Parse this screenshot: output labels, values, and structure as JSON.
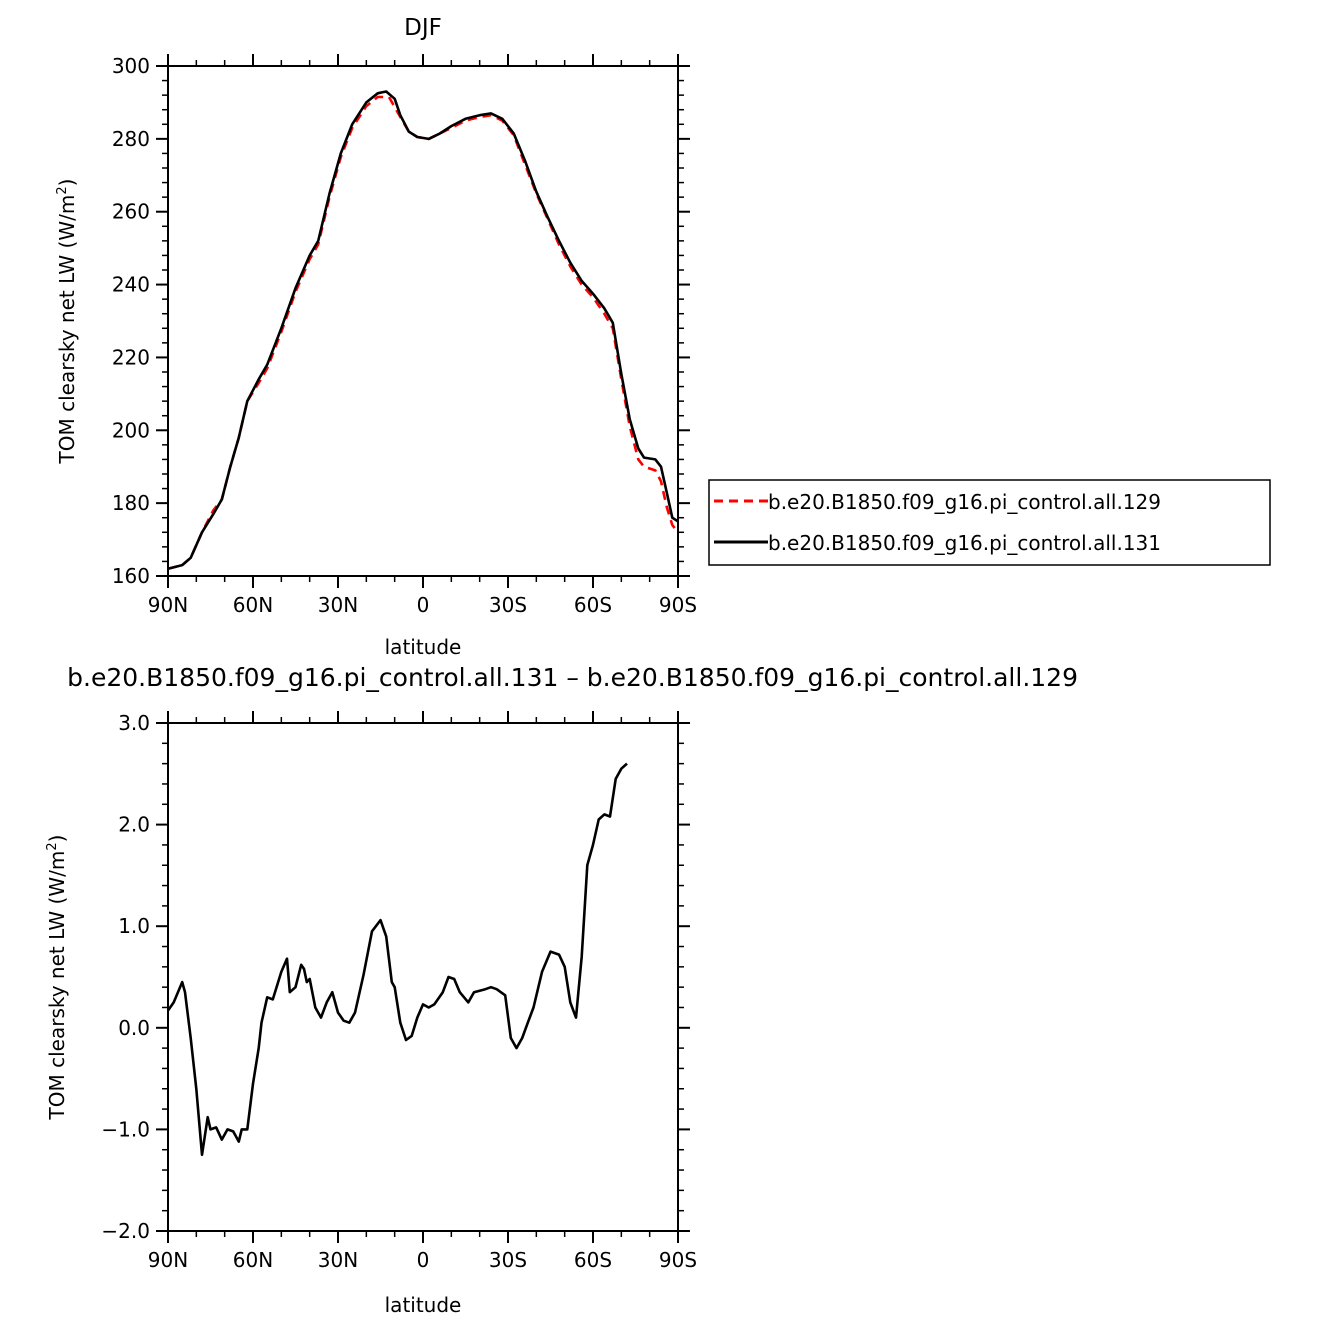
{
  "chart_data": [
    {
      "type": "line",
      "title": "DJF",
      "xlabel": "latitude",
      "ylabel": "TOM clearsky net LW (W/m",
      "ylabel_sup": "2",
      "ylabel_close": ")",
      "xlim": [
        90,
        -90
      ],
      "ylim": [
        160,
        300
      ],
      "x_ticks": [
        90,
        60,
        30,
        0,
        -30,
        -60,
        -90
      ],
      "x_tick_labels": [
        "90N",
        "60N",
        "30N",
        "0",
        "30S",
        "60S",
        "90S"
      ],
      "y_ticks": [
        160,
        180,
        200,
        220,
        240,
        260,
        280,
        300
      ],
      "y_tick_labels": [
        "160",
        "180",
        "200",
        "220",
        "240",
        "260",
        "280",
        "300"
      ],
      "legend": "right",
      "series": [
        {
          "name": "b.e20.B1850.f09_g16.pi_control.all.129",
          "color": "#ff0000",
          "dash": "dashed",
          "points": [
            [
              90,
              162
            ],
            [
              85,
              163
            ],
            [
              82,
              165
            ],
            [
              78,
              172
            ],
            [
              74,
              178
            ],
            [
              71,
              181
            ],
            [
              68,
              190
            ],
            [
              65,
              198
            ],
            [
              62,
              208
            ],
            [
              58,
              213
            ],
            [
              55,
              217
            ],
            [
              50,
              227
            ],
            [
              45,
              238
            ],
            [
              40,
              247
            ],
            [
              37,
              251
            ],
            [
              33,
              264
            ],
            [
              29,
              275
            ],
            [
              25,
              283
            ],
            [
              20,
              289
            ],
            [
              16,
              291.5
            ],
            [
              12,
              291.5
            ],
            [
              8,
              286
            ],
            [
              5,
              282
            ],
            [
              2,
              280.5
            ],
            [
              -2,
              280
            ],
            [
              -6,
              281.5
            ],
            [
              -10,
              283
            ],
            [
              -15,
              285
            ],
            [
              -20,
              286
            ],
            [
              -24,
              286.5
            ],
            [
              -28,
              285
            ],
            [
              -32,
              281
            ],
            [
              -36,
              273
            ],
            [
              -40,
              265
            ],
            [
              -44,
              258
            ],
            [
              -48,
              251
            ],
            [
              -52,
              245
            ],
            [
              -56,
              240
            ],
            [
              -60,
              236.5
            ],
            [
              -64,
              232
            ],
            [
              -67,
              228
            ],
            [
              -70,
              214
            ],
            [
              -73,
              201
            ],
            [
              -76,
              192
            ],
            [
              -78,
              190
            ],
            [
              -82,
              189
            ],
            [
              -84,
              186
            ],
            [
              -86,
              179
            ],
            [
              -88,
              174
            ],
            [
              -90,
              172
            ]
          ]
        },
        {
          "name": "b.e20.B1850.f09_g16.pi_control.all.131",
          "color": "#000000",
          "dash": "solid",
          "points": [
            [
              90,
              162
            ],
            [
              85,
              163
            ],
            [
              82,
              165
            ],
            [
              78,
              172
            ],
            [
              74,
              177
            ],
            [
              71,
              181
            ],
            [
              68,
              190
            ],
            [
              65,
              198
            ],
            [
              62,
              208
            ],
            [
              58,
              214
            ],
            [
              55,
              218
            ],
            [
              50,
              228
            ],
            [
              45,
              239
            ],
            [
              40,
              248
            ],
            [
              37,
              252
            ],
            [
              33,
              265
            ],
            [
              29,
              276
            ],
            [
              25,
              284
            ],
            [
              20,
              290
            ],
            [
              16,
              292.5
            ],
            [
              13,
              293
            ],
            [
              10,
              291
            ],
            [
              8,
              286.5
            ],
            [
              5,
              282
            ],
            [
              2,
              280.5
            ],
            [
              -2,
              280
            ],
            [
              -6,
              281.5
            ],
            [
              -10,
              283.5
            ],
            [
              -15,
              285.5
            ],
            [
              -20,
              286.5
            ],
            [
              -24,
              287
            ],
            [
              -28,
              285.5
            ],
            [
              -32,
              281.5
            ],
            [
              -36,
              274
            ],
            [
              -40,
              265.5
            ],
            [
              -44,
              258.5
            ],
            [
              -48,
              252
            ],
            [
              -52,
              246
            ],
            [
              -56,
              241
            ],
            [
              -60,
              237.5
            ],
            [
              -64,
              233.5
            ],
            [
              -67,
              229.5
            ],
            [
              -70,
              215.5
            ],
            [
              -73,
              203
            ],
            [
              -76,
              195
            ],
            [
              -78,
              192.5
            ],
            [
              -82,
              192
            ],
            [
              -84,
              190
            ],
            [
              -86,
              183
            ],
            [
              -88,
              176
            ],
            [
              -90,
              175
            ]
          ]
        }
      ]
    },
    {
      "type": "line",
      "title": "b.e20.B1850.f09_g16.pi_control.all.131 – b.e20.B1850.f09_g16.pi_control.all.129",
      "xlabel": "latitude",
      "ylabel": "TOM clearsky net LW (W/m",
      "ylabel_sup": "2",
      "ylabel_close": ")",
      "xlim": [
        90,
        -90
      ],
      "ylim": [
        -2.0,
        3.0
      ],
      "x_ticks": [
        90,
        60,
        30,
        0,
        -30,
        -60,
        -90
      ],
      "x_tick_labels": [
        "90N",
        "60N",
        "30N",
        "0",
        "30S",
        "60S",
        "90S"
      ],
      "y_ticks": [
        -2.0,
        -1.0,
        0.0,
        1.0,
        2.0,
        3.0
      ],
      "y_tick_labels": [
        "−2.0",
        "−1.0",
        "0.0",
        "1.0",
        "2.0",
        "3.0"
      ],
      "series": [
        {
          "color": "#000000",
          "dash": "solid",
          "points": [
            [
              90,
              0.17
            ],
            [
              88,
              0.25
            ],
            [
              85,
              0.45
            ],
            [
              84,
              0.35
            ],
            [
              82,
              -0.1
            ],
            [
              80,
              -0.6
            ],
            [
              78,
              -1.25
            ],
            [
              76,
              -0.88
            ],
            [
              75,
              -1.0
            ],
            [
              73,
              -0.98
            ],
            [
              71,
              -1.1
            ],
            [
              69,
              -1.0
            ],
            [
              67,
              -1.02
            ],
            [
              65,
              -1.12
            ],
            [
              64,
              -1.0
            ],
            [
              62,
              -1.0
            ],
            [
              60,
              -0.55
            ],
            [
              58,
              -0.2
            ],
            [
              57,
              0.05
            ],
            [
              55,
              0.3
            ],
            [
              53,
              0.28
            ],
            [
              50,
              0.55
            ],
            [
              48,
              0.68
            ],
            [
              47,
              0.35
            ],
            [
              45,
              0.4
            ],
            [
              43,
              0.62
            ],
            [
              42,
              0.58
            ],
            [
              41,
              0.45
            ],
            [
              40,
              0.48
            ],
            [
              38,
              0.2
            ],
            [
              36,
              0.1
            ],
            [
              34,
              0.25
            ],
            [
              32,
              0.35
            ],
            [
              30,
              0.15
            ],
            [
              28,
              0.07
            ],
            [
              26,
              0.05
            ],
            [
              24,
              0.15
            ],
            [
              21,
              0.52
            ],
            [
              18,
              0.95
            ],
            [
              15,
              1.06
            ],
            [
              13,
              0.9
            ],
            [
              11,
              0.45
            ],
            [
              10,
              0.4
            ],
            [
              8,
              0.05
            ],
            [
              6,
              -0.12
            ],
            [
              4,
              -0.08
            ],
            [
              2,
              0.1
            ],
            [
              0,
              0.23
            ],
            [
              -2,
              0.2
            ],
            [
              -4,
              0.23
            ],
            [
              -7,
              0.35
            ],
            [
              -9,
              0.5
            ],
            [
              -11,
              0.48
            ],
            [
              -13,
              0.35
            ],
            [
              -16,
              0.25
            ],
            [
              -18,
              0.35
            ],
            [
              -22,
              0.38
            ],
            [
              -24,
              0.4
            ],
            [
              -26,
              0.38
            ],
            [
              -29,
              0.32
            ],
            [
              -31,
              -0.1
            ],
            [
              -33,
              -0.2
            ],
            [
              -35,
              -0.1
            ],
            [
              -37,
              0.05
            ],
            [
              -39,
              0.2
            ],
            [
              -42,
              0.55
            ],
            [
              -45,
              0.75
            ],
            [
              -48,
              0.72
            ],
            [
              -50,
              0.6
            ],
            [
              -52,
              0.25
            ],
            [
              -54,
              0.1
            ],
            [
              -56,
              0.7
            ],
            [
              -58,
              1.6
            ],
            [
              -60,
              1.8
            ],
            [
              -62,
              2.05
            ],
            [
              -64,
              2.1
            ],
            [
              -66,
              2.08
            ],
            [
              -68,
              2.45
            ],
            [
              -70,
              2.55
            ],
            [
              -72,
              2.6
            ]
          ]
        }
      ]
    }
  ]
}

---

### [GIVEN REQUEST]
Among the records above, find each line holding the string "title" and pull it out.

### [ANSWER]
      "title": "DJF",
      "title": "b.e20.B1850.f09_g16.pi_control.all.131 – b.e20.B1850.f09_g16.pi_control.all.129",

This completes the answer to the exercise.